**The task**: In the material below, the lines containing the word "pisowni" are required; copy each of them.

═════ Recorded information

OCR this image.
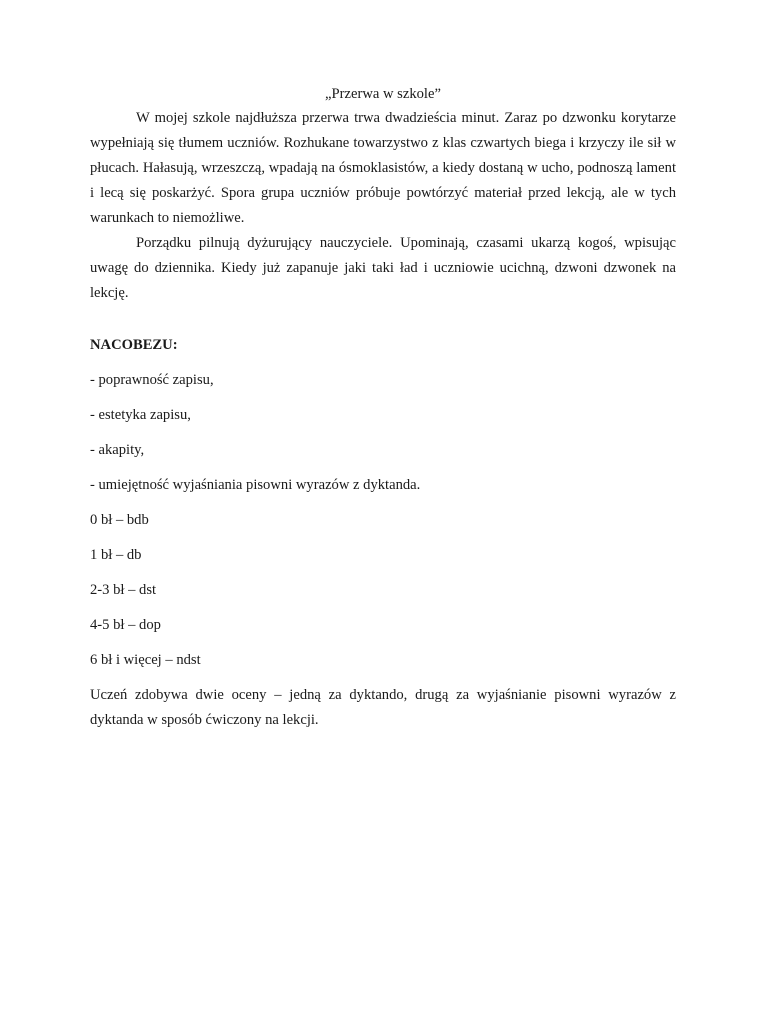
„Przerwa w szkole”

W mojej szkole najdłuższa przerwa trwa dwadzieścia minut. Zaraz po dzwonku korytarze wypełniają się tłumem uczniów. Rozhukane towarzystwo z klas czwartych biega i krzyczy ile sił w płucach. Hałasują, wrzeszczą, wpadają na ósmoklasistów, a kiedy dostaną w ucho, podnoszą lament i lecą się poskarżyć. Spora grupa uczniów próbuje powtórzyć materiał przed lekcją, ale w tych warunkach to niemożliwe.

Porządku pilnują dyżurujący nauczyciele. Upominają, czasami ukarzą kogoś, wpisując uwagę do dziennika. Kiedy już zapanuje jaki taki ład i uczniowie ucichną, dzwoni dzwonek na lekcję.

NACOBEZU:

- poprawność zapisu,

- estetyka zapisu,

- akapity,

- umiejętność wyjaśniania pisowni wyrazów z dyktanda.

0 bł – bdb

1 bł – db

2-3 bł – dst

4-5 bł – dop

6 bł i więcej – ndst

Uczeń zdobywa dwie oceny – jedną za dyktando, drugą za wyjaśnianie pisowni wyrazów z dyktanda w sposób ćwiczony na lekcji.
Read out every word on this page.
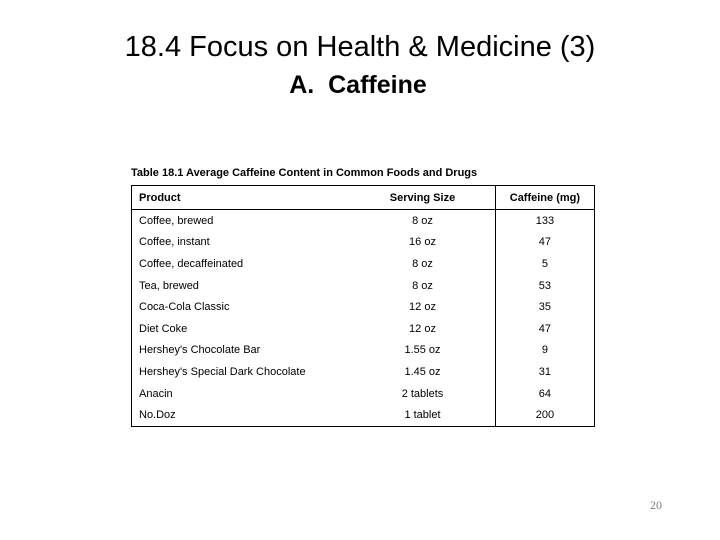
18.4 Focus on Health & Medicine (3)
A.  Caffeine
Table 18.1 Average Caffeine Content in Common Foods and Drugs
Product	Serving Size	Caffeine (mg)
Coffee, brewed	8 oz	133
Coffee, instant	16 oz	47
Coffee, decaffeinated	8 oz	5
Tea, brewed	8 oz	53
Coca-Cola Classic	12 oz	35
Diet Coke	12 oz	47
Hershey's Chocolate Bar	1.55 oz	9
Hershey's Special Dark Chocolate	1.45 oz	31
Anacin	2 tablets	64
No.Doz	1 tablet	200
20
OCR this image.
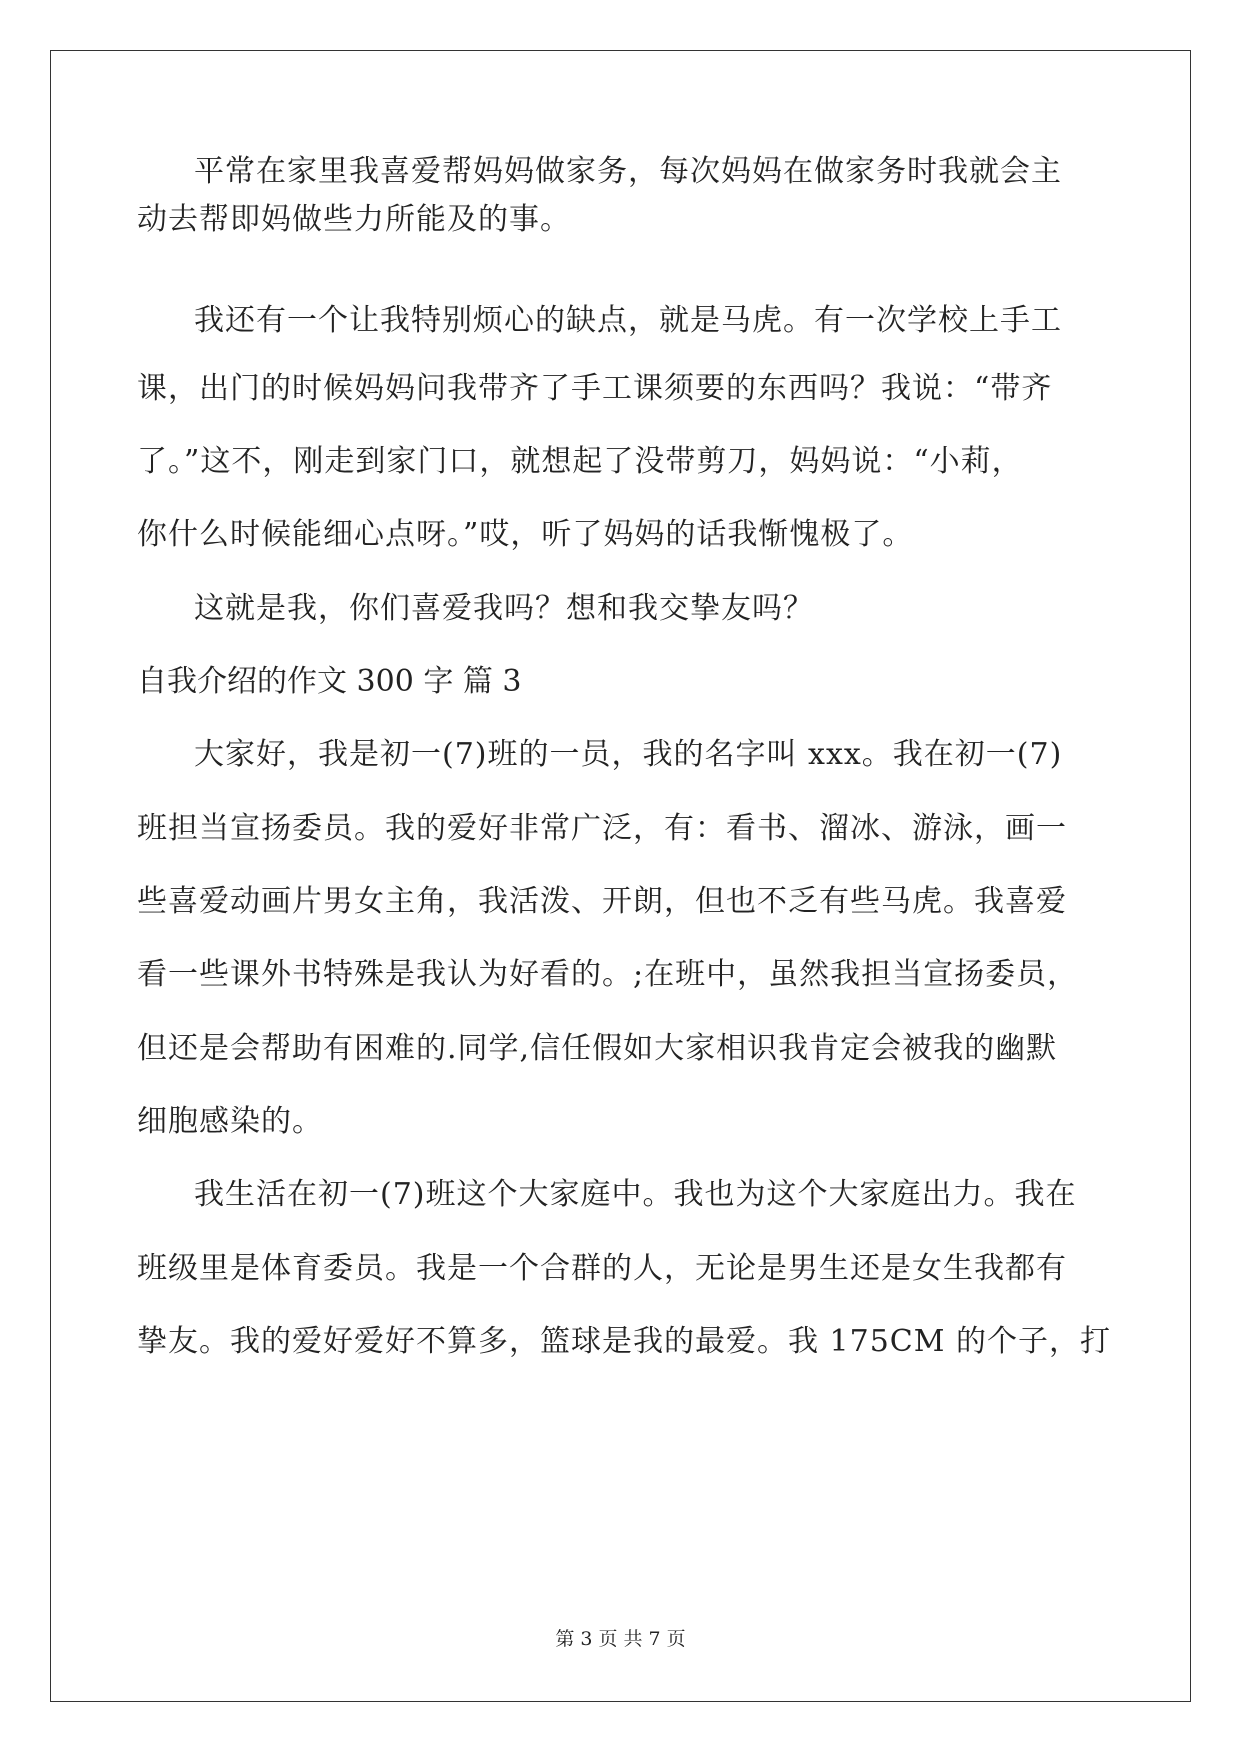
平常在家里我喜爱帮妈妈做家务，每次妈妈在做家务时我就会主
动去帮即妈做些力所能及的事。
我还有一个让我特别烦心的缺点，就是马虎。有一次学校上手工
课，出门的时候妈妈问我带齐了手工课须要的东西吗？我说：“带齐
了。”这不，刚走到家门口，就想起了没带剪刀，妈妈说：“小莉，
你什么时候能细心点呀。”哎，听了妈妈的话我惭愧极了。
这就是我，你们喜爱我吗？想和我交挚友吗？
自我介绍的作文 300 字 篇 3
大家好，我是初一(7)班的一员，我的名字叫 xxx。我在初一(7)
班担当宣扬委员。我的爱好非常广泛，有：看书、溜冰、游泳，画一
些喜爱动画片男女主角，我活泼、开朗，但也不乏有些马虎。我喜爱
看一些课外书特殊是我认为好看的。;在班中，虽然我担当宣扬委员，
但还是会帮助有困难的.同学,信任假如大家相识我肯定会被我的幽默
细胞感染的。
我生活在初一(7)班这个大家庭中。我也为这个大家庭出力。我在
班级里是体育委员。我是一个合群的人，无论是男生还是女生我都有
挚友。我的爱好爱好不算多，篮球是我的最爱。我 175CM 的个子，打
第 3 页 共 7 页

══════════

**Solution to the problem**:
- umiejętność wyjaśniania pisowni wyrazów z dyktanda.
Uczeń zdobywa dwie oceny – jedną za dyktando, drugą za wyjaśnianie pisowni wyrazów z dyktanda w sposób ćwiczony na lekcji.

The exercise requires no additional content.